» Required task: Print exactly the lines from the one containing "What's the underlying" through the last line of the listing, both included.

» Material:
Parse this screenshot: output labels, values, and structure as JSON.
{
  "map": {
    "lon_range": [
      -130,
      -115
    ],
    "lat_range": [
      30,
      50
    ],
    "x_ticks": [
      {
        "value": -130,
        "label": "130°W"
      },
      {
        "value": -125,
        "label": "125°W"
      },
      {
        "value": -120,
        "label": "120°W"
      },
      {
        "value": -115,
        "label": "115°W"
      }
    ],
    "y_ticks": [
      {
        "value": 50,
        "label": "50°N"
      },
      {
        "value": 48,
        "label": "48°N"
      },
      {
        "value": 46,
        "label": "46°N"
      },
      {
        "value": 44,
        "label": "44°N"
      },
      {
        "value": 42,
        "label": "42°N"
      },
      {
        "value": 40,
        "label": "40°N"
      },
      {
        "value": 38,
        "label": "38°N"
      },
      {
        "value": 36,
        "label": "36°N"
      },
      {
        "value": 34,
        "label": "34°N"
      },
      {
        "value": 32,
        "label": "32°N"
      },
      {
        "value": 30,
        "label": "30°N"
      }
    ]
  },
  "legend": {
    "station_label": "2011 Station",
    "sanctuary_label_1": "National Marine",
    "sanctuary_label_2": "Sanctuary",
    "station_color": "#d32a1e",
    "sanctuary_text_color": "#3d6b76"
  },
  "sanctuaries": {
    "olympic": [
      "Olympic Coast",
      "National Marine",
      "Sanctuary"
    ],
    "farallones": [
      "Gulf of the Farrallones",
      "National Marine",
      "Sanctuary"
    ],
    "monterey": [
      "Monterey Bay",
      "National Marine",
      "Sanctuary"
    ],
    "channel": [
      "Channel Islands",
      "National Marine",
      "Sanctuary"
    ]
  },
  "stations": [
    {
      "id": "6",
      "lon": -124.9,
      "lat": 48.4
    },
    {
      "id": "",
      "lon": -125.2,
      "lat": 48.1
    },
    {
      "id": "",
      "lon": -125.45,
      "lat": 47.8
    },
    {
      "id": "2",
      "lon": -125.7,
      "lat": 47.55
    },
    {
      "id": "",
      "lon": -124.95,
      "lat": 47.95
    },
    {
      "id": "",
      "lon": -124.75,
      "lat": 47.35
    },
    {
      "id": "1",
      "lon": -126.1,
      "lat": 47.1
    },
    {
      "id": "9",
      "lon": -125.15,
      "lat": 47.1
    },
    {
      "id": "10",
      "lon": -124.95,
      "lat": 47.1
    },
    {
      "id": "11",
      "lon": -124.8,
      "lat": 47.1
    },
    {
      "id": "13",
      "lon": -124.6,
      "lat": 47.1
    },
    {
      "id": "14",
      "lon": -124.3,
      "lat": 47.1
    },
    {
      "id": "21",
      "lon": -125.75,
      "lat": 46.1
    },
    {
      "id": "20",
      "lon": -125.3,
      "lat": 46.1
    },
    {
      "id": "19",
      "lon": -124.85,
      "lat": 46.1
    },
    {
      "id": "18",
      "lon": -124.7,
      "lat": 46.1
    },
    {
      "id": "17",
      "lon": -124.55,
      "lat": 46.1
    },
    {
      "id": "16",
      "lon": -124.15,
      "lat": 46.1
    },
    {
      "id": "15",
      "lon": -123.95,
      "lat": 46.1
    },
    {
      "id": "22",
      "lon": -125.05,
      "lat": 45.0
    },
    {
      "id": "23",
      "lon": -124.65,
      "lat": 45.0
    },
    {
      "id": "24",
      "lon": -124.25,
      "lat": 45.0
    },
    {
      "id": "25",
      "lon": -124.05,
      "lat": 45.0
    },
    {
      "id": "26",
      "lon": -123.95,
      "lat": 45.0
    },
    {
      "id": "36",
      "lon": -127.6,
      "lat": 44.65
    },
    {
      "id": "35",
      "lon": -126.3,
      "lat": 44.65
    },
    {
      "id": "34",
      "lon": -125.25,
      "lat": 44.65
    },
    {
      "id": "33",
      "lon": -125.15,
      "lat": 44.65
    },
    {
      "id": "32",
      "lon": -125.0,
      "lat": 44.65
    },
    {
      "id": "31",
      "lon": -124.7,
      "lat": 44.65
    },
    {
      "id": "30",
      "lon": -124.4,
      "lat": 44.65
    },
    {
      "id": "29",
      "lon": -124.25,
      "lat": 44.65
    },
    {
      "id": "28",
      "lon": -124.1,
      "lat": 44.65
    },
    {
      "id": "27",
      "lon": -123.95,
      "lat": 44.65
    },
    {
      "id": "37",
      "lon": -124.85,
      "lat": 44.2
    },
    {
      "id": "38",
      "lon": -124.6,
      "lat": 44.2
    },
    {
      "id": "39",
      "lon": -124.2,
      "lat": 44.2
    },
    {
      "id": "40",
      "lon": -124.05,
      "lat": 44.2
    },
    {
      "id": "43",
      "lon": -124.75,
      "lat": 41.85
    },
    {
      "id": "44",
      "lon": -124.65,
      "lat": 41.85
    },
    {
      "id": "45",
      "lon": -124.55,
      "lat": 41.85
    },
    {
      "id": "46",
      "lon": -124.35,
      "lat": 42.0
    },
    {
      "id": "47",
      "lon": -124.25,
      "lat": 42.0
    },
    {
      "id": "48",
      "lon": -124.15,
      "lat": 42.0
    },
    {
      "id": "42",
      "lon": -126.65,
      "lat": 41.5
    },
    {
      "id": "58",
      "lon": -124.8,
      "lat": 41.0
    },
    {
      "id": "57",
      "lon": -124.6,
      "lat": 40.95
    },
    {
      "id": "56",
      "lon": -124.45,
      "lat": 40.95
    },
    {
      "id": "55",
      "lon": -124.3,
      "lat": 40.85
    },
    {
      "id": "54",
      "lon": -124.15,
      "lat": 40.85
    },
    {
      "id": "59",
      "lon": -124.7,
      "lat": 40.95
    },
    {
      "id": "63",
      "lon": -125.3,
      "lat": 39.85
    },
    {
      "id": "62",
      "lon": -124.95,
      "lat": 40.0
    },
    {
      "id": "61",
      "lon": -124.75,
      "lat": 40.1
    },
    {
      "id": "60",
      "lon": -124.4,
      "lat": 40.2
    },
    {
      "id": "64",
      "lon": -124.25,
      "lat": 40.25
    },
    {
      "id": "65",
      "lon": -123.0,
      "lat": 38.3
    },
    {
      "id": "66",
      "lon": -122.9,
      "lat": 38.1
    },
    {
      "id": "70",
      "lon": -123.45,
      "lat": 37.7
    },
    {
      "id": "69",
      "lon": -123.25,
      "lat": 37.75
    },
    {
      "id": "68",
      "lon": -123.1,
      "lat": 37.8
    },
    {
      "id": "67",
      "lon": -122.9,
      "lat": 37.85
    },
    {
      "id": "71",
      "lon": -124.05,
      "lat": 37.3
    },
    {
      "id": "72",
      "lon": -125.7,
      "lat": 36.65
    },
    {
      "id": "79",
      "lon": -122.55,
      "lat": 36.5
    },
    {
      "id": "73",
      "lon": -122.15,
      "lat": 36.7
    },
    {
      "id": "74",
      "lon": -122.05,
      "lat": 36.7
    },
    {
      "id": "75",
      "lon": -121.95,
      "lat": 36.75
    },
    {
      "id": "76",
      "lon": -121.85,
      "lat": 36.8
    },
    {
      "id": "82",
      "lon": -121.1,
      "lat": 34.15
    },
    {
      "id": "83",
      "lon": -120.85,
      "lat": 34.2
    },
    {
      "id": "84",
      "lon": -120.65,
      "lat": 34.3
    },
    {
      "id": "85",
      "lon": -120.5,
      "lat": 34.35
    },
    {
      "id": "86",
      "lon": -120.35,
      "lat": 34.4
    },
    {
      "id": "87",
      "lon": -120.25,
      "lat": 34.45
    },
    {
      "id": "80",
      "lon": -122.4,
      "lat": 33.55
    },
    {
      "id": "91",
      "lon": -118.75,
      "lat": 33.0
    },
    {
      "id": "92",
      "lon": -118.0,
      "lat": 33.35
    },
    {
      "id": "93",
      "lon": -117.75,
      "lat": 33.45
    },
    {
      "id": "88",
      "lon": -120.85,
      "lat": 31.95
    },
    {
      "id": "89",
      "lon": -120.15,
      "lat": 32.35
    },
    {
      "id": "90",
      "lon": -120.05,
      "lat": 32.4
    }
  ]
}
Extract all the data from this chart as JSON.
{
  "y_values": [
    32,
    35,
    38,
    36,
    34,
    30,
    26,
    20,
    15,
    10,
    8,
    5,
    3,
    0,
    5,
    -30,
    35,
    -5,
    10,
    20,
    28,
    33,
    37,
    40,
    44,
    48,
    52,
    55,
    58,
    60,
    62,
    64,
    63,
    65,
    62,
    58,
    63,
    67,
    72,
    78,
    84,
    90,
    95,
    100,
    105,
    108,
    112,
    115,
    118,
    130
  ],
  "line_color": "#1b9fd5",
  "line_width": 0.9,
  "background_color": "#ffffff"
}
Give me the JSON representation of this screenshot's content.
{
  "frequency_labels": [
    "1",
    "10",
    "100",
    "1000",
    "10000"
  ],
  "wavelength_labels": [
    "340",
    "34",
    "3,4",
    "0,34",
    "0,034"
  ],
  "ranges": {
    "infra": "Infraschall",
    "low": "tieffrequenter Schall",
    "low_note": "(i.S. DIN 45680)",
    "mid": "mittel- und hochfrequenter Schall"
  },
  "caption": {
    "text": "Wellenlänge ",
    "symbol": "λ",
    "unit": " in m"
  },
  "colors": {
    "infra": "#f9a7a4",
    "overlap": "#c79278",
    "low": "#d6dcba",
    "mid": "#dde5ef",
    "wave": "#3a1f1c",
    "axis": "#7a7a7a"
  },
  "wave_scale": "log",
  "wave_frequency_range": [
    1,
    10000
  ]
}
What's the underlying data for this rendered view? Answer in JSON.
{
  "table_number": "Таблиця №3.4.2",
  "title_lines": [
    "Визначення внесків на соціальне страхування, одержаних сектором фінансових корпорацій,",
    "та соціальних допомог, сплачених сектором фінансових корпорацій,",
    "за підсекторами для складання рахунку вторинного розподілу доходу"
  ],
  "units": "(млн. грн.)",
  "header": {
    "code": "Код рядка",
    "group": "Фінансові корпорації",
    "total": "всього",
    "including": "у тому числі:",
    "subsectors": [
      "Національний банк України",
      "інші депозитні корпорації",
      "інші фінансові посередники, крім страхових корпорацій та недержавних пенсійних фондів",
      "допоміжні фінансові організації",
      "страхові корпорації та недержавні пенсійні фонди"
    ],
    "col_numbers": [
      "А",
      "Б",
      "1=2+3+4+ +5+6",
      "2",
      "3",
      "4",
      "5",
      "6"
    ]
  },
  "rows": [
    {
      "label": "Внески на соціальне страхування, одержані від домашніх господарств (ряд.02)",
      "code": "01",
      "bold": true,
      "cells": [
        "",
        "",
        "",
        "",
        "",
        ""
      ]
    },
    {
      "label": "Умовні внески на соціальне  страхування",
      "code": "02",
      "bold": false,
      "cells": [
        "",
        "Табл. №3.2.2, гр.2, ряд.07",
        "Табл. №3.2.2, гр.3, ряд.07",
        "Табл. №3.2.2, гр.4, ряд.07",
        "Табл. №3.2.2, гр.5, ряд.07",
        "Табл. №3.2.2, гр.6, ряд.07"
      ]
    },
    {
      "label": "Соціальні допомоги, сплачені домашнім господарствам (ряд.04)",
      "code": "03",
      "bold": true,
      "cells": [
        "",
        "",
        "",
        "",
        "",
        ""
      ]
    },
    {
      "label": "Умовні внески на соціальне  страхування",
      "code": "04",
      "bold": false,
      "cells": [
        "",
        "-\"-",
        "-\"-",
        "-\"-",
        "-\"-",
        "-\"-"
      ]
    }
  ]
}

» Reply to the exercise:
What's the underlying data for this rendered view? Answer in JSON.
{
  "table_number": "Таблиця №3.4.2",
  "title_lines": [
    "Визначення внесків на соціальне страхування, одержаних сектором фінансових корпорацій,",
    "та соціальних допомог, сплачених сектором фінансових корпорацій,",
    "за підсекторами для складання рахунку вторинного розподілу доходу"
  ],
  "units": "(млн. грн.)",
  "header": {
    "code": "Код рядка",
    "group": "Фінансові корпорації",
    "total": "всього",
    "including": "у тому числі:",
    "subsectors": [
      "Національний банк України",
      "інші депозитні корпорації",
      "інші фінансові посередники, крім страхових корпорацій та недержавних пенсійних фондів",
      "допоміжні фінансові організації",
      "страхові корпорації та недержавні пенсійні фонди"
    ],
    "col_numbers": [
      "А",
      "Б",
      "1=2+3+4+ +5+6",
      "2",
      "3",
      "4",
      "5",
      "6"
    ]
  },
  "rows": [
    {
      "label": "Внески на соціальне страхування, одержані від домашніх господарств (ряд.02)",
      "code": "01",
      "bold": true,
      "cells": [
        "",
        "",
        "",
        "",
        "",
        ""
      ]
    },
    {
      "label": "Умовні внески на соціальне  страхування",
      "code": "02",
      "bold": false,
      "cells": [
        "",
        "Табл. №3.2.2, гр.2, ряд.07",
        "Табл. №3.2.2, гр.3, ряд.07",
        "Табл. №3.2.2, гр.4, ряд.07",
        "Табл. №3.2.2, гр.5, ряд.07",
        "Табл. №3.2.2, гр.6, ряд.07"
      ]
    },
    {
      "label": "Соціальні допомоги, сплачені домашнім господарствам (ряд.04)",
      "code": "03",
      "bold": true,
      "cells": [
        "",
        "",
        "",
        "",
        "",
        ""
      ]
    },
    {
      "label": "Умовні внески на соціальне  страхування",
      "code": "04",
      "bold": false,
      "cells": [
        "",
        "-\"-",
        "-\"-",
        "-\"-",
        "-\"-",
        "-\"-"
      ]
    }
  ]
}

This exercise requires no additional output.